Excerpts from a transcription dataset
>>>>
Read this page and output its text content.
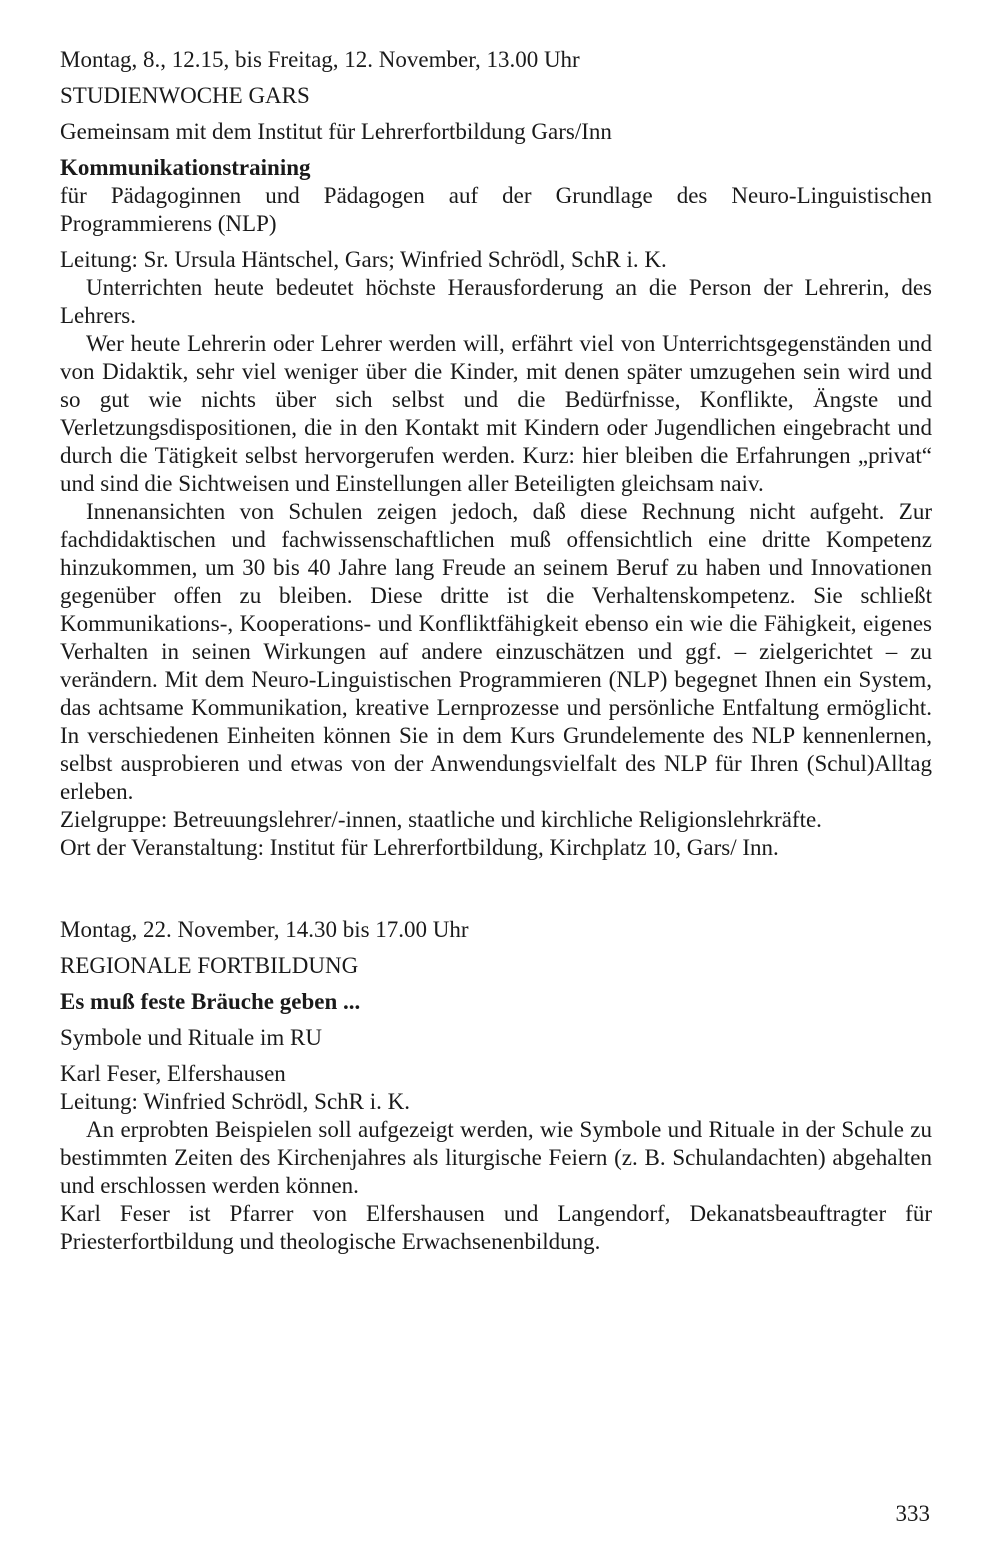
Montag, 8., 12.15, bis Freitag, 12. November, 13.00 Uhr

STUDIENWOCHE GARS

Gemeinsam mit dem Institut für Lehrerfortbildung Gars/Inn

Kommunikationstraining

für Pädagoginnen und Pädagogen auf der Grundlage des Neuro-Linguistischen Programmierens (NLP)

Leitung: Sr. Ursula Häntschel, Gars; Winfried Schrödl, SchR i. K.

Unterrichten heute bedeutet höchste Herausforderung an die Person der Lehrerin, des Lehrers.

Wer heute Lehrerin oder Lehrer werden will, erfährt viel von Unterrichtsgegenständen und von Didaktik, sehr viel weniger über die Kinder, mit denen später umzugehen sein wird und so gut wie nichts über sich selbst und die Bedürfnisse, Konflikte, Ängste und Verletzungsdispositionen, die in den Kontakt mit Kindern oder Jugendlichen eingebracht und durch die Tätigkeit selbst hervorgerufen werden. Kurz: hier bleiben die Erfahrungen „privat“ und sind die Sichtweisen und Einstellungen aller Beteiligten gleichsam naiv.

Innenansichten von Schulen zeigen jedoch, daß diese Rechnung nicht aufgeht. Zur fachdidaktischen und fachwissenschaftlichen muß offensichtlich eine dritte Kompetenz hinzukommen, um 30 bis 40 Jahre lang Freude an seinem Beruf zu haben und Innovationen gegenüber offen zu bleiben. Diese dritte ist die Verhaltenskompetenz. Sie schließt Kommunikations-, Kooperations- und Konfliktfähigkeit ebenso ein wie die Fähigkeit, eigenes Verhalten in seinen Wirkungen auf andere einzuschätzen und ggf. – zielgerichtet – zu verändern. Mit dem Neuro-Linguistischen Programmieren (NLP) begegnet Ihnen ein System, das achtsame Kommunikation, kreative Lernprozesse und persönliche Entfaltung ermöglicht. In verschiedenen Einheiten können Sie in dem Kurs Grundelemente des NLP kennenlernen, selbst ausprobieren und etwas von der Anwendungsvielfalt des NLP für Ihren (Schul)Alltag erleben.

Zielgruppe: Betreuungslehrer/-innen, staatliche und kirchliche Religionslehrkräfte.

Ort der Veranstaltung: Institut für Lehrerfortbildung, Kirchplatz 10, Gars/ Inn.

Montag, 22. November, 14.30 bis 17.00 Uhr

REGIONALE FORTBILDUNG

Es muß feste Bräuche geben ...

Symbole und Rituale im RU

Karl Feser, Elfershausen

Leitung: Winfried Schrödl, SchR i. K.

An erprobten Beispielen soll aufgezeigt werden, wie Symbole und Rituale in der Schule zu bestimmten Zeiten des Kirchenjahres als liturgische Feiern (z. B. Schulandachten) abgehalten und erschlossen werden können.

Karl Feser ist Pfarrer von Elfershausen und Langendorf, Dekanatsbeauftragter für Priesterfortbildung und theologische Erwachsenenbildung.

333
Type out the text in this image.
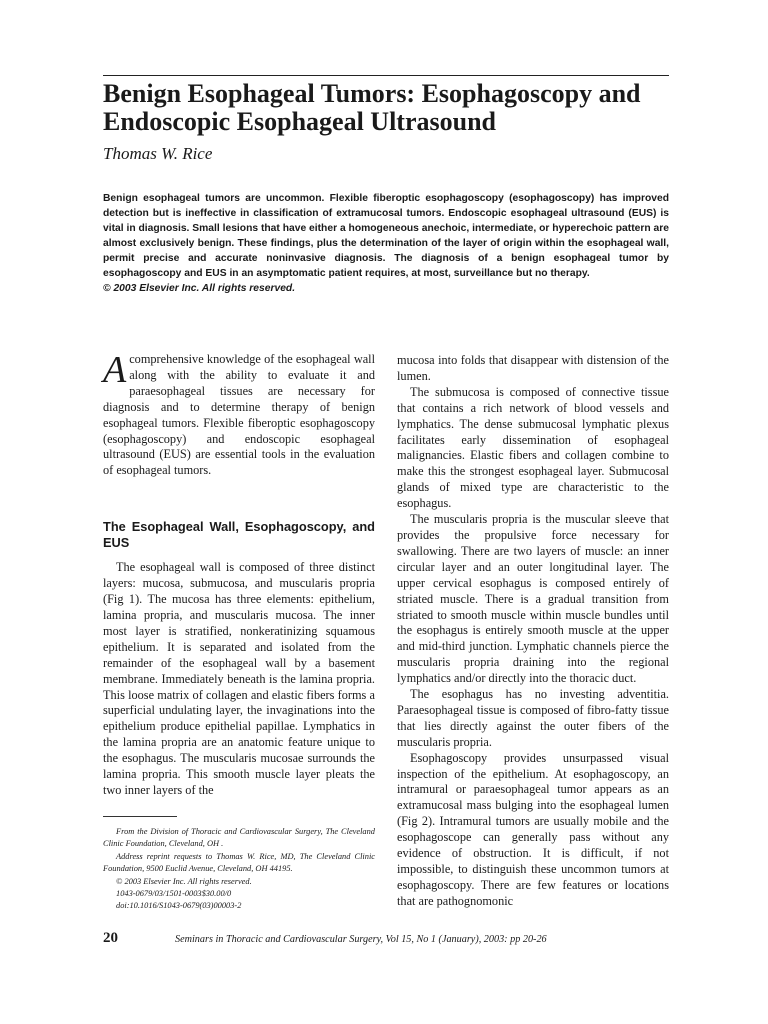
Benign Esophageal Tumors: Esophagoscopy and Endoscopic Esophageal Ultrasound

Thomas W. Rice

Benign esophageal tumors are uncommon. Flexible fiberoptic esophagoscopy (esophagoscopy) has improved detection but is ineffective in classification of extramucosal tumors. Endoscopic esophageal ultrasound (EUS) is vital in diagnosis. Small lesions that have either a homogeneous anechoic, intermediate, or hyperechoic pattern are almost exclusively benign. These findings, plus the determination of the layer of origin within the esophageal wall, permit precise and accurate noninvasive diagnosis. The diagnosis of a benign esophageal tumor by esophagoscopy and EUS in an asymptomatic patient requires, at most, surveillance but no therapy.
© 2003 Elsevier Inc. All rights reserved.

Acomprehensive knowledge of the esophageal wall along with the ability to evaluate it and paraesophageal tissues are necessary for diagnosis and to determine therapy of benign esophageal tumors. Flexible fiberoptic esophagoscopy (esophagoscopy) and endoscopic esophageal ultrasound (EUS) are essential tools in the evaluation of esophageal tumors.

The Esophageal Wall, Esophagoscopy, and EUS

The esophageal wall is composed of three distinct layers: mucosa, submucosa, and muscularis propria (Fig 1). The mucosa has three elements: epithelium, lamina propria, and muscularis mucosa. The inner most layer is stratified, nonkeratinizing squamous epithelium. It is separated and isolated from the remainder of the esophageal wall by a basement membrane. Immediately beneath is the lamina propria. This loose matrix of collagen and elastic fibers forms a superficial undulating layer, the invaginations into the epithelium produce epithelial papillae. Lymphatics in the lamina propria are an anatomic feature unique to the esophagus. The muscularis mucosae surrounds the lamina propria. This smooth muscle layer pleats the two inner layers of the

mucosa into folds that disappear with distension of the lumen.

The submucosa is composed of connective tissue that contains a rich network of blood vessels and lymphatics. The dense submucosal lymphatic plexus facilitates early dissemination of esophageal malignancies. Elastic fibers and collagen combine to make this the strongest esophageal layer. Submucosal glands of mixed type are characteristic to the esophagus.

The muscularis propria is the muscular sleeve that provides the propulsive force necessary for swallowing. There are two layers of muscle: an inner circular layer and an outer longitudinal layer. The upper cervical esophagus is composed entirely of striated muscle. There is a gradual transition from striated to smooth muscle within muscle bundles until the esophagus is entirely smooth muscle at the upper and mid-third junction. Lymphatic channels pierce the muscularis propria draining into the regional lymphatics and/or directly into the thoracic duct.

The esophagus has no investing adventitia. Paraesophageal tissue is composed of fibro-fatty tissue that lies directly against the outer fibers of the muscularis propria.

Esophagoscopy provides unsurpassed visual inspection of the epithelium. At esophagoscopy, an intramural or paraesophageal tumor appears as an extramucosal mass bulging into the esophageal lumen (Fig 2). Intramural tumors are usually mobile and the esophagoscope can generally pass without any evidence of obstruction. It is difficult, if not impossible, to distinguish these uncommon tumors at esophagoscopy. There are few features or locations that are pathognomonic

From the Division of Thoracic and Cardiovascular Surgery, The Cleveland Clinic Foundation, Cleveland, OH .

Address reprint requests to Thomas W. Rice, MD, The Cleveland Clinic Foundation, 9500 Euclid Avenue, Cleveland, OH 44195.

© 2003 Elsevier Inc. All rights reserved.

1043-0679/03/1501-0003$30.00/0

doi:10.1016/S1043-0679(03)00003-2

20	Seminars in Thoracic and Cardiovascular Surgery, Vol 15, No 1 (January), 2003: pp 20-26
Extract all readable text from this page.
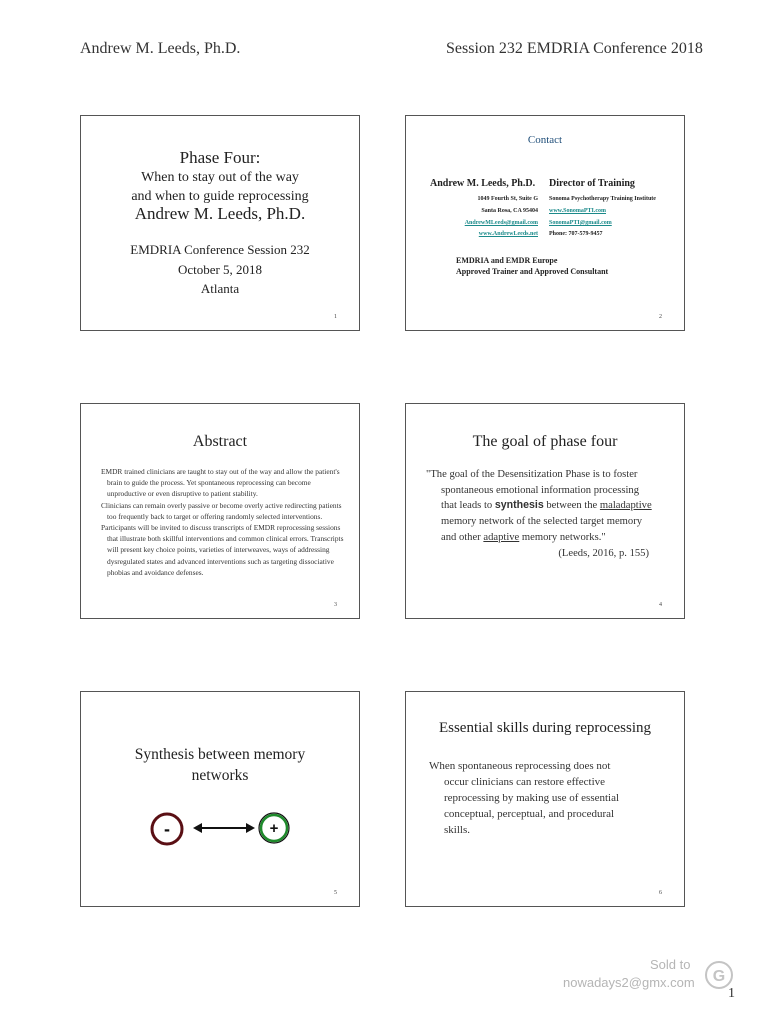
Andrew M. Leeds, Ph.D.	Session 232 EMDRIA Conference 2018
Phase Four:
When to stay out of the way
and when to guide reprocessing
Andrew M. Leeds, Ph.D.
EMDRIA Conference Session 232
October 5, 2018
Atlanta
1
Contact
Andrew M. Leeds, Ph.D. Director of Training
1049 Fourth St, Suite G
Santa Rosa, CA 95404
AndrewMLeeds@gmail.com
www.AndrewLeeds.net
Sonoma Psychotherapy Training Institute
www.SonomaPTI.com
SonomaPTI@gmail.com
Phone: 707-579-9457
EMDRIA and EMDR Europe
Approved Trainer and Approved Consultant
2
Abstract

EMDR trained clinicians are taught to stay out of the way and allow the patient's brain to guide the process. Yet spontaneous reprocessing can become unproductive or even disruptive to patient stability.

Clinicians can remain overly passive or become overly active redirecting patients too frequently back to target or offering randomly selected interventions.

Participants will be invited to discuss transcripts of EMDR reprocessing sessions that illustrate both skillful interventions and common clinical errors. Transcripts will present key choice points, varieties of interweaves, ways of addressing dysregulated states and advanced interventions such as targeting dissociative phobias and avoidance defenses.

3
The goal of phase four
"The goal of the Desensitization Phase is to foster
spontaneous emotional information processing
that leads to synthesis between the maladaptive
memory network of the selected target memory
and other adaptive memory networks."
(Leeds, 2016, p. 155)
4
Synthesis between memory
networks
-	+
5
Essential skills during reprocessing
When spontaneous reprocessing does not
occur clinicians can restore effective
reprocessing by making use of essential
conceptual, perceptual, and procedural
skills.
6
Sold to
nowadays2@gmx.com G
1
<<<<
Task instructions:
Using the entries, return every line where the word "guide" can be found.

Task answer:
and when to guide reprocessing
EMDR trained clinicians are taught to stay out of the way and allow the patient's brain to guide the process. Yet spontaneous reprocessing can become unproductive or even disruptive to patient stability.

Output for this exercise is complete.